→ INSTRUCTIONS TO FOLLOW
Your task is to print all of the material verbatim.

→ RECORDS SHOWN
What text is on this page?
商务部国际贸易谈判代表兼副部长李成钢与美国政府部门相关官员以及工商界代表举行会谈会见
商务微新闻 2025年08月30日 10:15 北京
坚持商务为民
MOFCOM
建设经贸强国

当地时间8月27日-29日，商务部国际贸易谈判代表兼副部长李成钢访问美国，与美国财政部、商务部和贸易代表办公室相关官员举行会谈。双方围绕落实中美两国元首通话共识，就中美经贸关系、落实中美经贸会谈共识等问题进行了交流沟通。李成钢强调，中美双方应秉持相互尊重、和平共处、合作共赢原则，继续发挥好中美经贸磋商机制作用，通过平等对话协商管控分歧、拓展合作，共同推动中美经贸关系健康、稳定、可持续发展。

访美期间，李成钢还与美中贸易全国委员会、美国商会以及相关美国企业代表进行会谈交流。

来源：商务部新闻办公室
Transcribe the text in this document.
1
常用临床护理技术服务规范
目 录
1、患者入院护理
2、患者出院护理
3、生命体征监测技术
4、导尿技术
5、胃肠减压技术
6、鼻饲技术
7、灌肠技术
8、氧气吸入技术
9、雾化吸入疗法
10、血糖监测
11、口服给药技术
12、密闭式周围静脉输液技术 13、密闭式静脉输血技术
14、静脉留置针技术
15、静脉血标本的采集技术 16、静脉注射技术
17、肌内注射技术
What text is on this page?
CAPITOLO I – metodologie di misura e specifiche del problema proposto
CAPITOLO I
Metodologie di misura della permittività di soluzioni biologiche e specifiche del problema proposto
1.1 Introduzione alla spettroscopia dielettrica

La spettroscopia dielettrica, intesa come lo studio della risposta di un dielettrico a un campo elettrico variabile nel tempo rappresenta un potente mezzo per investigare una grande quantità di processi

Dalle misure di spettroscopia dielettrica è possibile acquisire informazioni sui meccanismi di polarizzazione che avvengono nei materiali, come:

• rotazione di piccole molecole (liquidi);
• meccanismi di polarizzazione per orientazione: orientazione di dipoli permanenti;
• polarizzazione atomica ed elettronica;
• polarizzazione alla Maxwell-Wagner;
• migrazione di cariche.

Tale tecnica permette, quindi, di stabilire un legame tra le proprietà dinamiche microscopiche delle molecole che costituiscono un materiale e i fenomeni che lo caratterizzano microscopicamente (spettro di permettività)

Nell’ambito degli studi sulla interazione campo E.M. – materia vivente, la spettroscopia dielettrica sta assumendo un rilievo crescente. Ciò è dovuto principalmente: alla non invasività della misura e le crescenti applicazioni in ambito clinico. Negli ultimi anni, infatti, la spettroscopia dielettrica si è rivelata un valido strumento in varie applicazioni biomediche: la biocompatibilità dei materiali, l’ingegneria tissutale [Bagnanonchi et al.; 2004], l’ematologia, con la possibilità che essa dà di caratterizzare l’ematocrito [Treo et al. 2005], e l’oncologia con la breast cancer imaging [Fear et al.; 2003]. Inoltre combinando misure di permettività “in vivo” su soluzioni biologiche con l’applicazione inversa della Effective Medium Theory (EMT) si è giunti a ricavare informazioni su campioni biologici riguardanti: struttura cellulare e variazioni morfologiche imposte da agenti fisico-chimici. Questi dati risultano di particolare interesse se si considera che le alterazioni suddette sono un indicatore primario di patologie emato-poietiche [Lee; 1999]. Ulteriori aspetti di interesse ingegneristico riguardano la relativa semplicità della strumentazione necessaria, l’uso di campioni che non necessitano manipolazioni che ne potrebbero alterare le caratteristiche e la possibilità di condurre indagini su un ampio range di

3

→ SOLUTION FOR THIS PROBLEM
What text is on this page?
商务部国际贸易谈判代表兼副部长李成钢与美国政府部门相关官员以及工商界代表举行会谈会见
商务微新闻 2025年08月30日 10:15 北京
坚持商务为民
MOFCOM
建设经贸强国

当地时间8月27日-29日，商务部国际贸易谈判代表兼副部长李成钢访问美国，与美国财政部、商务部和贸易代表办公室相关官员举行会谈。双方围绕落实中美两国元首通话共识，就中美经贸关系、落实中美经贸会谈共识等问题进行了交流沟通。李成钢强调，中美双方应秉持相互尊重、和平共处、合作共赢原则，继续发挥好中美经贸磋商机制作用，通过平等对话协商管控分歧、拓展合作，共同推动中美经贸关系健康、稳定、可持续发展。

访美期间，李成钢还与美中贸易全国委员会、美国商会以及相关美国企业代表进行会谈交流。

来源：商务部新闻办公室
Transcribe the text in this document.
1
常用临床护理技术服务规范
目 录
1、患者入院护理
2、患者出院护理
3、生命体征监测技术
4、导尿技术
5、胃肠减压技术
6、鼻饲技术
7、灌肠技术
8、氧气吸入技术
9、雾化吸入疗法
10、血糖监测
11、口服给药技术
12、密闭式周围静脉输液技术 13、密闭式静脉输血技术
14、静脉留置针技术
15、静脉血标本的采集技术 16、静脉注射技术
17、肌内注射技术
What text is on this page?
CAPITOLO I – metodologie di misura e specifiche del problema proposto
CAPITOLO I
Metodologie di misura della permittività di soluzioni biologiche e specifiche del problema proposto
1.1 Introduzione alla spettroscopia dielettrica

La spettroscopia dielettrica, intesa come lo studio della risposta di un dielettrico a un campo elettrico variabile nel tempo rappresenta un potente mezzo per investigare una grande quantità di processi

Dalle misure di spettroscopia dielettrica è possibile acquisire informazioni sui meccanismi di polarizzazione che avvengono nei materiali, come:

• rotazione di piccole molecole (liquidi);
• meccanismi di polarizzazione per orientazione: orientazione di dipoli permanenti;
• polarizzazione atomica ed elettronica;
• polarizzazione alla Maxwell-Wagner;
• migrazione di cariche.

Tale tecnica permette, quindi, di stabilire un legame tra le proprietà dinamiche microscopiche delle molecole che costituiscono un materiale e i fenomeni che lo caratterizzano microscopicamente (spettro di permettività)

Nell’ambito degli studi sulla interazione campo E.M. – materia vivente, la spettroscopia dielettrica sta assumendo un rilievo crescente. Ciò è dovuto principalmente: alla non invasività della misura e le crescenti applicazioni in ambito clinico. Negli ultimi anni, infatti, la spettroscopia dielettrica si è rivelata un valido strumento in varie applicazioni biomediche: la biocompatibilità dei materiali, l’ingegneria tissutale [Bagnanonchi et al.; 2004], l’ematologia, con la possibilità che essa dà di caratterizzare l’ematocrito [Treo et al. 2005], e l’oncologia con la breast cancer imaging [Fear et al.; 2003]. Inoltre combinando misure di permettività “in vivo” su soluzioni biologiche con l’applicazione inversa della Effective Medium Theory (EMT) si è giunti a ricavare informazioni su campioni biologici riguardanti: struttura cellulare e variazioni morfologiche imposte da agenti fisico-chimici. Questi dati risultano di particolare interesse se si considera che le alterazioni suddette sono un indicatore primario di patologie emato-poietiche [Lee; 1999]. Ulteriori aspetti di interesse ingegneristico riguardano la relativa semplicità della strumentazione necessaria, l’uso di campioni che non necessitano manipolazioni che ne potrebbero alterare le caratteristiche e la possibilità di condurre indagini su un ampio range di

3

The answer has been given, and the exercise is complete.